**DESCRIPTION OF THE TASK**
Write out each of the following records line for line, leaving out the pictures.

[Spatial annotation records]
* * * * * * *

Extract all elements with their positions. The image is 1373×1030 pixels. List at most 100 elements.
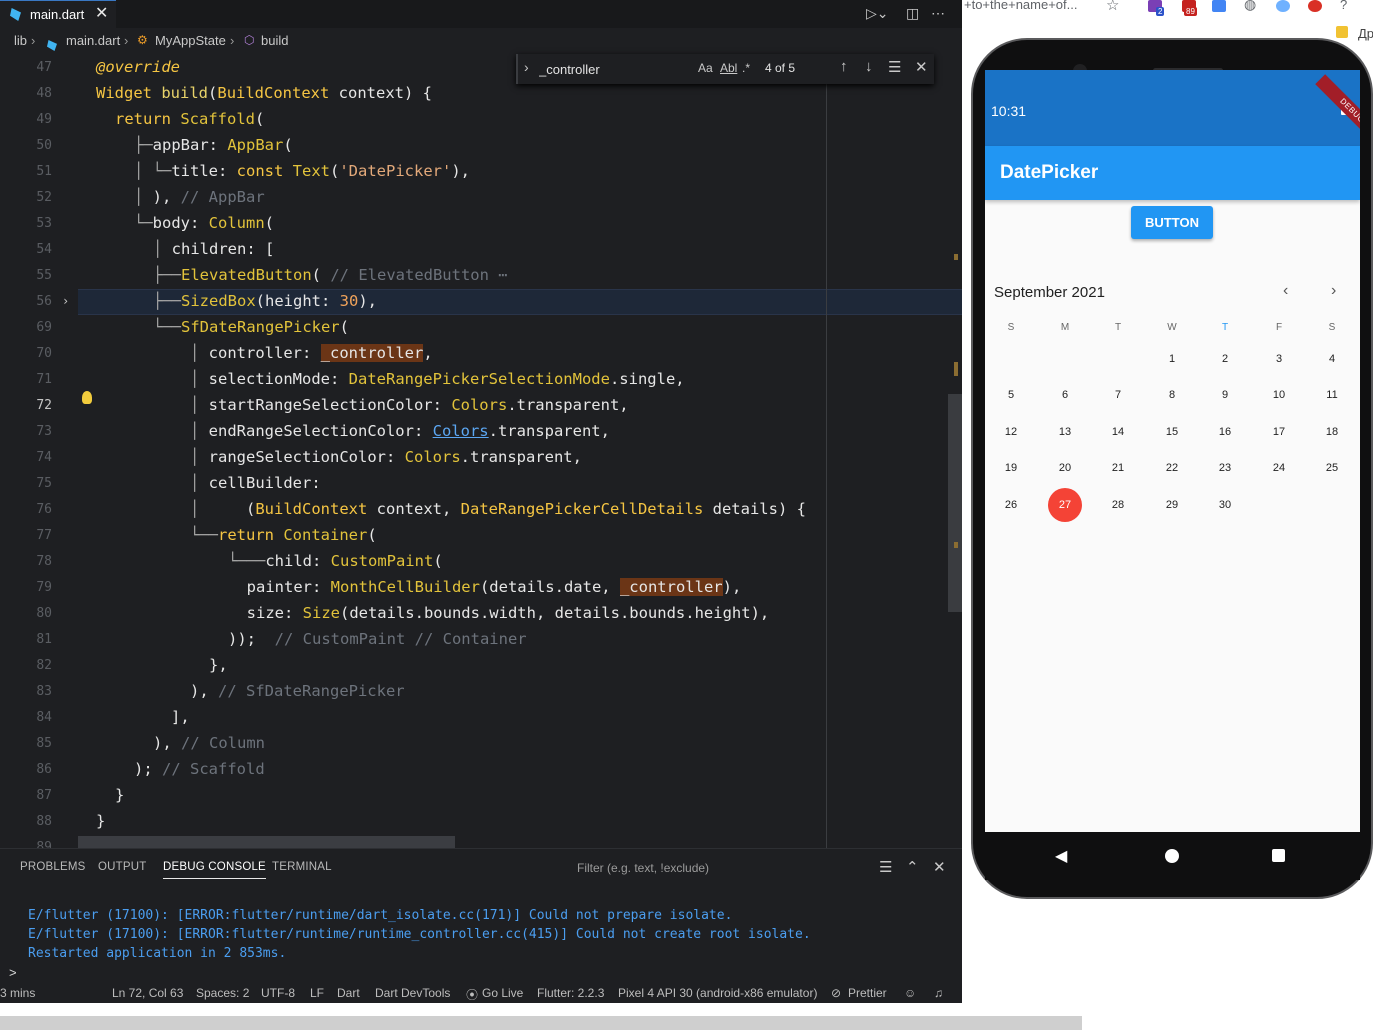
horizontal-scrollbar[interactable] [78,836,455,848]
calendar-day[interactable]: 22 [1155,451,1189,485]
extension-icon[interactable] [1308,0,1322,12]
back-icon[interactable]: ◀ [1055,846,1067,866]
bell-icon[interactable]: ♫ [934,986,943,1000]
calendar-day[interactable]: 7 [1101,378,1135,412]
status-spaces[interactable]: Spaces: 2 [196,986,249,1000]
tab-debug-console[interactable]: DEBUG CONSOLE [163,861,266,879]
extension-icon[interactable] [1276,0,1290,12]
feedback-icon[interactable]: ☺ [904,986,916,1000]
calendar-day[interactable]: 17 [1262,415,1296,449]
chevron-up-icon[interactable]: ⌃ [906,858,919,876]
recents-icon[interactable] [1272,849,1285,862]
calendar-day[interactable]: 4 [1315,342,1349,376]
match-case-toggle[interactable]: Aa [698,61,713,75]
calendar-day[interactable]: 20 [1048,451,1082,485]
clear-console-icon[interactable]: ☰ [879,858,892,876]
chevron-right-icon[interactable]: › [1331,282,1336,300]
calendar-day[interactable]: 11 [1315,378,1349,412]
code-editor[interactable]: 47 48 49 50 51 52 53 54 55 56 69 70 71 7… [0,54,962,848]
status-devtools[interactable]: Dart DevTools [375,986,450,1000]
calendar-day[interactable]: 1 [1155,342,1189,376]
elevated-button[interactable]: BUTTON [1131,206,1213,239]
bookmark-label[interactable]: Др [1358,26,1373,41]
close-icon[interactable]: ✕ [933,858,946,876]
weekday-label: S [1007,322,1015,333]
bottom-panel: PROBLEMS OUTPUT DEBUG CONSOLE TERMINAL F… [0,848,962,980]
status-flutter[interactable]: Flutter: 2.2.3 [537,986,604,1000]
calendar-day[interactable]: 15 [1155,415,1189,449]
status-position[interactable]: Ln 72, Col 63 [112,986,183,1000]
calendar-day[interactable]: 16 [1208,415,1242,449]
tab-problems[interactable]: PROBLEMS [20,861,86,873]
star-icon[interactable]: ☆ [1106,0,1119,14]
calendar-day[interactable]: 23 [1208,451,1242,485]
horizontal-scrollbar[interactable] [0,1016,1082,1030]
calendar-day[interactable]: 24 [1262,451,1296,485]
tab-output[interactable]: OUTPUT [98,861,146,873]
status-eol[interactable]: LF [310,986,324,1000]
line-number: 73 [36,424,52,439]
calendar-day[interactable]: 8 [1155,378,1189,412]
tab-terminal[interactable]: TERMINAL [272,861,332,873]
breadcrumb-method[interactable]: build [261,33,288,48]
emulator-screen[interactable]: 10:31 DatePicker DEBUG BUTTON September … [985,70,1360,832]
fold-chevron-icon[interactable]: › [62,294,69,308]
folder-icon[interactable] [1336,26,1348,38]
split-editor-icon[interactable]: ◫ [906,5,919,22]
calendar-day[interactable]: 14 [1101,415,1135,449]
calendar-day[interactable]: 12 [994,415,1028,449]
tab-main-dart[interactable]: main.dart ✕ [0,0,116,28]
status-prettier[interactable]: Prettier [848,986,887,1000]
calendar-day[interactable]: 21 [1101,451,1135,485]
console-filter-input[interactable]: Filter (e.g. text, !exclude) [577,861,709,875]
calendar-day[interactable]: 9 [1208,378,1242,412]
close-icon[interactable]: ✕ [95,5,108,23]
calendar-day[interactable]: 3 [1262,342,1296,376]
code-line: @override [96,58,180,76]
breadcrumb-class[interactable]: MyAppState [155,33,226,48]
close-icon[interactable]: ✕ [915,58,928,76]
arrow-up-icon[interactable]: ↑ [840,58,848,75]
match-word-toggle[interactable]: Abl [720,61,737,75]
status-encoding[interactable]: UTF-8 [261,986,295,1000]
help-icon[interactable]: ? [1340,0,1347,12]
calendar-day[interactable]: 5 [994,378,1028,412]
find-input[interactable] [539,58,707,80]
vertical-scrollbar[interactable] [948,394,962,612]
console-line: Restarted application in 2 853ms. [28,946,287,961]
status-language[interactable]: Dart [337,986,360,1000]
lightbulb-icon[interactable] [82,391,92,404]
chevron-left-icon[interactable]: ‹ [1283,282,1288,300]
breadcrumb-lib[interactable]: lib [14,33,27,48]
translate-icon[interactable] [1212,0,1226,12]
calendar-day[interactable]: 13 [1048,415,1082,449]
home-icon[interactable] [1165,849,1179,863]
calendar-day[interactable]: 19 [994,451,1028,485]
editor-ruler [826,54,827,848]
status-golive[interactable]: Go Live [482,986,523,1000]
url-fragment[interactable]: +to+the+name+of... [964,0,1077,12]
find-in-selection-icon[interactable]: ☰ [888,58,901,76]
calendar-day[interactable]: 29 [1155,488,1189,522]
code-line: │ rangeSelectionColor: Colors.transparen… [190,448,582,466]
calendar-day-selected[interactable]: 27 [1048,488,1082,522]
calendar-day[interactable]: 26 [994,488,1028,522]
run-debug-icon[interactable]: ▷⌄ [866,5,889,22]
vscode-window: main.dart ✕ ▷⌄ ◫ ⋯ lib › main.dart › ⚙ M… [0,0,962,1003]
more-actions-icon[interactable]: ⋯ [931,5,945,22]
status-device[interactable]: Pixel 4 API 30 (android-x86 emulator) [618,986,817,1000]
breadcrumb-file[interactable]: main.dart [66,33,120,48]
calendar-day[interactable]: 25 [1315,451,1349,485]
regex-toggle[interactable]: .* [742,61,750,75]
calendar-day[interactable]: 18 [1315,415,1349,449]
arrow-down-icon[interactable]: ↓ [865,58,873,75]
calendar-day[interactable]: 10 [1262,378,1296,412]
chevron-right-icon[interactable]: › [524,59,529,75]
calendar-day[interactable]: 30 [1208,488,1242,522]
calendar-day[interactable]: 6 [1048,378,1082,412]
calendar-day[interactable]: 2 [1208,342,1242,376]
calendar-day[interactable]: 28 [1101,488,1135,522]
console-prompt[interactable]: > [9,965,17,980]
calendar-month-label[interactable]: September 2021 [994,284,1105,301]
globe-icon[interactable]: ◍ [1244,0,1256,13]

* * * * * * *

**COMPLETE RESPONSE**
Extract all elements with their positions. The image is 1373×1030 pixels. List at most 100 elements.
horizontal-scrollbar[interactable] [78,836,455,848]
calendar-day[interactable]: 22 [1155,451,1189,485]
extension-icon[interactable] [1308,0,1322,12]
back-icon[interactable]: ◀ [1055,846,1067,866]
bell-icon[interactable]: ♫ [934,986,943,1000]
calendar-day[interactable]: 7 [1101,378,1135,412]
status-spaces[interactable]: Spaces: 2 [196,986,249,1000]
tab-debug-console[interactable]: DEBUG CONSOLE [163,861,266,879]
extension-icon[interactable] [1276,0,1290,12]
feedback-icon[interactable]: ☺ [904,986,916,1000]
calendar-day[interactable]: 17 [1262,415,1296,449]
chevron-up-icon[interactable]: ⌃ [906,858,919,876]
recents-icon[interactable] [1272,849,1285,862]
calendar-day[interactable]: 4 [1315,342,1349,376]
match-case-toggle[interactable]: Aa [698,61,713,75]
calendar-day[interactable]: 20 [1048,451,1082,485]
clear-console-icon[interactable]: ☰ [879,858,892,876]
chevron-right-icon[interactable]: › [1331,282,1336,300]
calendar-day[interactable]: 11 [1315,378,1349,412]
code-editor[interactable]: 47 48 49 50 51 52 53 54 55 56 69 70 71 7… [0,54,962,848]
status-devtools[interactable]: Dart DevTools [375,986,450,1000]
calendar-day[interactable]: 1 [1155,342,1189,376]
elevated-button[interactable]: BUTTON [1131,206,1213,239]
bookmark-label[interactable]: Др [1358,26,1373,41]
close-icon[interactable]: ✕ [933,858,946,876]
weekday-label: S [1007,322,1015,333]
bottom-panel: PROBLEMS OUTPUT DEBUG CONSOLE TERMINAL F… [0,848,962,980]
status-flutter[interactable]: Flutter: 2.2.3 [537,986,604,1000]
calendar-day[interactable]: 15 [1155,415,1189,449]
status-position[interactable]: Ln 72, Col 63 [112,986,183,1000]
calendar-day[interactable]: 16 [1208,415,1242,449]
tab-problems[interactable]: PROBLEMS [20,861,86,873]
star-icon[interactable]: ☆ [1106,0,1119,14]
calendar-day[interactable]: 23 [1208,451,1242,485]
horizontal-scrollbar[interactable] [0,1016,1082,1030]
calendar-day[interactable]: 24 [1262,451,1296,485]
tab-output[interactable]: OUTPUT [98,861,146,873]
status-eol[interactable]: LF [310,986,324,1000]
line-number: 73 [36,424,52,439]
calendar-day[interactable]: 8 [1155,378,1189,412]
tab-terminal[interactable]: TERMINAL [272,861,332,873]
breadcrumb-method[interactable]: build [261,33,288,48]
emulator-screen[interactable]: 10:31 DatePicker DEBUG BUTTON September … [985,70,1360,832]
fold-chevron-icon[interactable]: › [62,294,69,308]
folder-icon[interactable] [1336,26,1348,38]
split-editor-icon[interactable]: ◫ [906,5,919,22]
calendar-day[interactable]: 14 [1101,415,1135,449]
calendar-day[interactable]: 12 [994,415,1028,449]
tab-main-dart[interactable]: main.dart ✕ [0,0,116,28]
status-prettier[interactable]: Prettier [848,986,887,1000]
calendar-day[interactable]: 21 [1101,451,1135,485]
console-filter-input[interactable]: Filter (e.g. text, !exclude) [577,861,709,875]
calendar-day[interactable]: 9 [1208,378,1242,412]
close-icon[interactable]: ✕ [95,5,108,23]
calendar-day[interactable]: 3 [1262,342,1296,376]
code-line: @override [96,58,180,76]
breadcrumb-class[interactable]: MyAppState [155,33,226,48]
close-icon[interactable]: ✕ [915,58,928,76]
arrow-up-icon[interactable]: ↑ [840,58,848,75]
match-word-toggle[interactable]: Abl [720,61,737,75]
status-encoding[interactable]: UTF-8 [261,986,295,1000]
help-icon[interactable]: ? [1340,0,1347,12]
calendar-day[interactable]: 5 [994,378,1028,412]
find-input[interactable] [539,58,707,80]
vertical-scrollbar[interactable] [948,394,962,612]
console-line: Restarted application in 2 853ms. [28,946,287,961]
status-language[interactable]: Dart [337,986,360,1000]
lightbulb-icon[interactable] [82,391,92,404]
chevron-left-icon[interactable]: ‹ [1283,282,1288,300]
breadcrumb-lib[interactable]: lib [14,33,27,48]
translate-icon[interactable] [1212,0,1226,12]
calendar-day[interactable]: 13 [1048,415,1082,449]
home-icon[interactable] [1165,849,1179,863]
calendar-day[interactable]: 19 [994,451,1028,485]
editor-ruler [826,54,827,848]
status-golive[interactable]: Go Live [482,986,523,1000]
url-fragment[interactable]: +to+the+name+of... [964,0,1077,12]
find-in-selection-icon[interactable]: ☰ [888,58,901,76]
calendar-day[interactable]: 29 [1155,488,1189,522]
code-line: │ rangeSelectionColor: Colors.transparen… [190,448,582,466]
calendar-day-selected[interactable]: 27 [1048,488,1082,522]
calendar-day[interactable]: 26 [994,488,1028,522]
run-debug-icon[interactable]: ▷⌄ [866,5,889,22]
vscode-window: main.dart ✕ ▷⌄ ◫ ⋯ lib › main.dart › ⚙ M… [0,0,962,1003]
more-actions-icon[interactable]: ⋯ [931,5,945,22]
status-device[interactable]: Pixel 4 API 30 (android-x86 emulator) [618,986,817,1000]
breadcrumb-file[interactable]: main.dart [66,33,120,48]
calendar-day[interactable]: 25 [1315,451,1349,485]
regex-toggle[interactable]: .* [742,61,750,75]
calendar-day[interactable]: 18 [1315,415,1349,449]
arrow-down-icon[interactable]: ↓ [865,58,873,75]
calendar-day[interactable]: 10 [1262,378,1296,412]
chevron-right-icon[interactable]: › [524,59,529,75]
calendar-day[interactable]: 30 [1208,488,1242,522]
calendar-day[interactable]: 6 [1048,378,1082,412]
calendar-day[interactable]: 2 [1208,342,1242,376]
calendar-day[interactable]: 28 [1101,488,1135,522]
console-prompt[interactable]: > [9,965,17,980]
calendar-month-label[interactable]: September 2021 [994,284,1105,301]
globe-icon[interactable]: ◍ [1244,0,1256,13]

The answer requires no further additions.